Suas tarefas:
1. No texto sobre Jacob Gorender, durante quanto tempo ele combateu na Itália na Segunda Guerra Mundial?
2. Prossiga com o texto sobre Jacob Gorender a partir de sua última frase.

Trecho fornecido:

============================================================

Até ser preso pela ditadura em 1970, Jacob Gorender tinha um perfil profissional fácil de definir: dirigente comunista. Solto dois anos depois, cansado dos 30 anos de lutas incessantes dentro do Partido Comunista Brasileiro (PCB) e do Partido Comunista Brasileiro Revolucionário (PCBR), Gorender abraçou de vez sua vocação intelectual. Tornou-se um misto de escritor com historiador, embora jamais tenha terminado a graduação em direito. “Estamos homenageando um intelectual formado e amadurecido fora dos muros de toda e qualquer instituição acadêmica. Caso raríssimo de autodidatismo bem logrado tão mais digno de respeito e admiração por ter sofrido tantos reveses”, disse o professor Alfredo Bosi na reunião da Congregação da Faculdade de Filosofia, Letras e Ciências Humanas da Universidade de São Paulo (FFLCH/USP), no dia 20 de junho, ao analisar a trajetória do pensador marxista, morto em 12 de junho aos 90 anos, em São Paulo.
Jacob Gorender (1923-2013) nasceu em Salvador, o mais velho dos cinco filhos de um casal de judeus imigrantes pobres – o pai, Nathan, veio da Ucrânia, e a mãe, Anna, da Bessarábia. Aos 17 anos ele já estava trabalhando no jornal soteropolitano O Imparcial como arquivista, depois como repórter e redator. Foi o primeiro de muitos outros jornais nos quais escreveu, boa parte deles ligada ao PCB. Em 1941 começou o curso na Faculdade de Direito de Salvador e no ano seguinte foi recrutado pelo amigo Mário Alves para entrar no partido. Aos 20 anos se alistou para lutar na Segunda Guerra Mundial e por sete meses combateu em Apeninos e Monte Castelo, na Itália.

============================================================

Entradas brutas:
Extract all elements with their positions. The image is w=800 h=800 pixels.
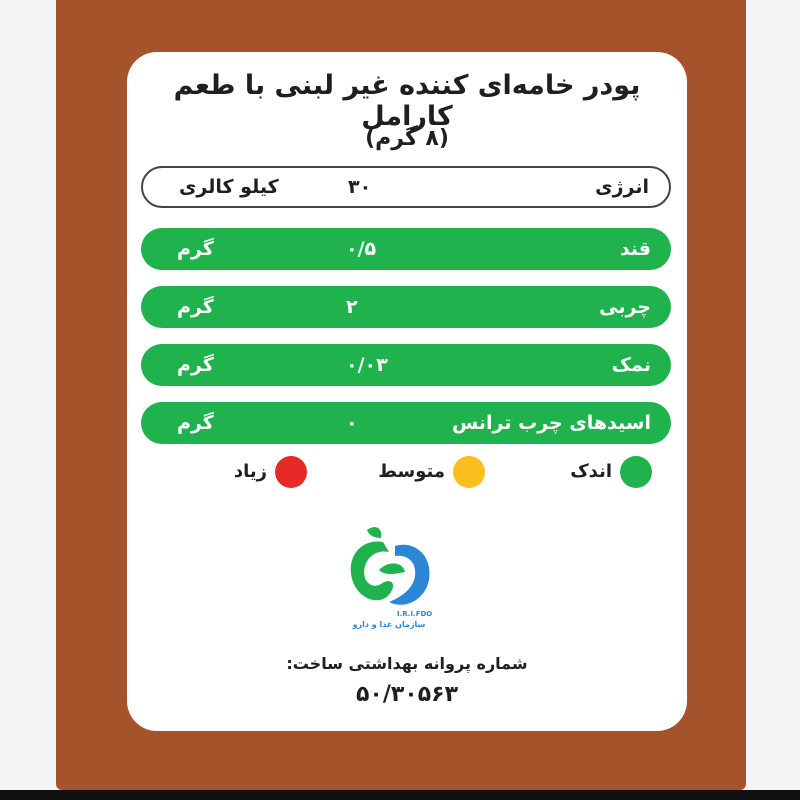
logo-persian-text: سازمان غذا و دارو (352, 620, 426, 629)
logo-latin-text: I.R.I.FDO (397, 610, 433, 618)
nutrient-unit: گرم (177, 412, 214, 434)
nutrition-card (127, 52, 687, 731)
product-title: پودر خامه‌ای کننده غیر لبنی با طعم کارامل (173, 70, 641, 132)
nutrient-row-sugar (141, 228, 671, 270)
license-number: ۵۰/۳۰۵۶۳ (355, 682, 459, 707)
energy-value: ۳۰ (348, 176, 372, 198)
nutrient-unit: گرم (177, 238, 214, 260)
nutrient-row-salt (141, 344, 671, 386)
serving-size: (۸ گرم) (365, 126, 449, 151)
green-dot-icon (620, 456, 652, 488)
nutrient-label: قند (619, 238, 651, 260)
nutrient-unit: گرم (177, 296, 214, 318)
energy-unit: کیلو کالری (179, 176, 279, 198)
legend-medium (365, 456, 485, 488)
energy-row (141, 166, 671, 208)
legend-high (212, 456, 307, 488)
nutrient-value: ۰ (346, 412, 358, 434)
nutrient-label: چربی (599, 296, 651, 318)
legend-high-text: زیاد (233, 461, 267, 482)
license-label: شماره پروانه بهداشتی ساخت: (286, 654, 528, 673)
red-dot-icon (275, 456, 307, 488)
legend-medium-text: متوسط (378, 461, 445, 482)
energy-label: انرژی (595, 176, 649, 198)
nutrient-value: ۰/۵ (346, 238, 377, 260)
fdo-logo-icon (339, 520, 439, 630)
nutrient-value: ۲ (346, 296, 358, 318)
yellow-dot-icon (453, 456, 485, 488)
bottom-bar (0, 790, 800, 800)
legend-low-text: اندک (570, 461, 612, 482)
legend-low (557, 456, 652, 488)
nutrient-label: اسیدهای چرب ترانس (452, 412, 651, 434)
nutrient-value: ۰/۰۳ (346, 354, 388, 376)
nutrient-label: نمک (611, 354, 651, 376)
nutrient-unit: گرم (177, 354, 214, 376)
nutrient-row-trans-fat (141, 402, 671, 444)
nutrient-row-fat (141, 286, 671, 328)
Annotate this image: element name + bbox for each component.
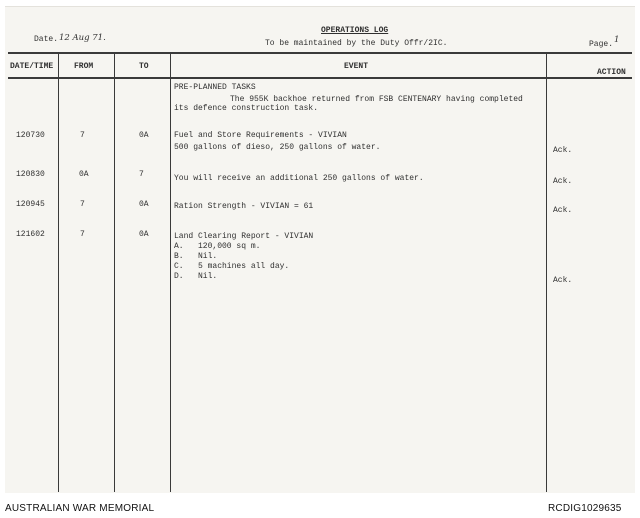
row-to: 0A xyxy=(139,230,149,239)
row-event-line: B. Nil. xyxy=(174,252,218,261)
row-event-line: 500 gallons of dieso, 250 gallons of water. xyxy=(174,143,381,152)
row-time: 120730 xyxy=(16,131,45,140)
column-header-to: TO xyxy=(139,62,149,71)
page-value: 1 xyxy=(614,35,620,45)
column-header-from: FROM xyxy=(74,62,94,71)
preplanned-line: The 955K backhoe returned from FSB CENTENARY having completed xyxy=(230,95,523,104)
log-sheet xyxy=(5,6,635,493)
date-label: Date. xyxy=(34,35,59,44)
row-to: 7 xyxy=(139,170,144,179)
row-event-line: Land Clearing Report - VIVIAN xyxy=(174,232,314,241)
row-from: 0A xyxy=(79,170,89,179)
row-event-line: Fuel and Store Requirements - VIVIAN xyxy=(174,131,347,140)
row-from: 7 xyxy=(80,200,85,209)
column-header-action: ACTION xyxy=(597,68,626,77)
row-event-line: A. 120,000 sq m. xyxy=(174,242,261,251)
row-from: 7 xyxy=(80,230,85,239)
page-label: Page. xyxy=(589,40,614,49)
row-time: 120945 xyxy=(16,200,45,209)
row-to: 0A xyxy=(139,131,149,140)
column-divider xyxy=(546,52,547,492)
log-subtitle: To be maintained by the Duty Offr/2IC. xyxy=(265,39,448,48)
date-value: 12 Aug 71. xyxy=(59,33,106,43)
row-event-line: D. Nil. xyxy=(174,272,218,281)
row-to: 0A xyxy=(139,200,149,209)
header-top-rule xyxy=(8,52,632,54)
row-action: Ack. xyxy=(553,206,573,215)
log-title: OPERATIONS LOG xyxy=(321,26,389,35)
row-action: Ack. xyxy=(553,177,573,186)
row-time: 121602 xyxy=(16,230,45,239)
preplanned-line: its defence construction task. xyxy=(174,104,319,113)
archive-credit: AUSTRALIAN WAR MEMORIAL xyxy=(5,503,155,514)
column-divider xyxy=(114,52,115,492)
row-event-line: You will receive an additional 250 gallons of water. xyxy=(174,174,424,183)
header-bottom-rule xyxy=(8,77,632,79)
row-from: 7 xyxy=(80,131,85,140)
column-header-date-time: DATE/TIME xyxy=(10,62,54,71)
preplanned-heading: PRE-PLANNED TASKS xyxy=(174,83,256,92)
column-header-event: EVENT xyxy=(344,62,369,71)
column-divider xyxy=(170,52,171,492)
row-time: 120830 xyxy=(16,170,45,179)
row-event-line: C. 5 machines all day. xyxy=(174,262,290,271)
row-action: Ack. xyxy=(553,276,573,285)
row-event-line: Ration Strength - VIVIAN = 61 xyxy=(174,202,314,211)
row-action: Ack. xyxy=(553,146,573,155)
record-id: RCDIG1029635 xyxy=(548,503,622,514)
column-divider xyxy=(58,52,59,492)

============================================================

Respostas às tarefas:
1. Por sete meses.

2.
Na volta ao Brasil mergulhou de vez na militância. Largou a faculdade, foi para o Rio de Janeiro e se tornou “revolucionário profissional”, como dizia, dedicado às atividades do partido. Entre 1955 e 1957 esteve em Moscou fazendo o curso de formação de quadros. Durante sua estada na Rússia houve o congresso do PC em que surgiram as denúncias sobre os crimes de Stalin e a violenta repressão soviética às reformas da Hungria. Durante o curso conheceu sua futura mulher, Idealina.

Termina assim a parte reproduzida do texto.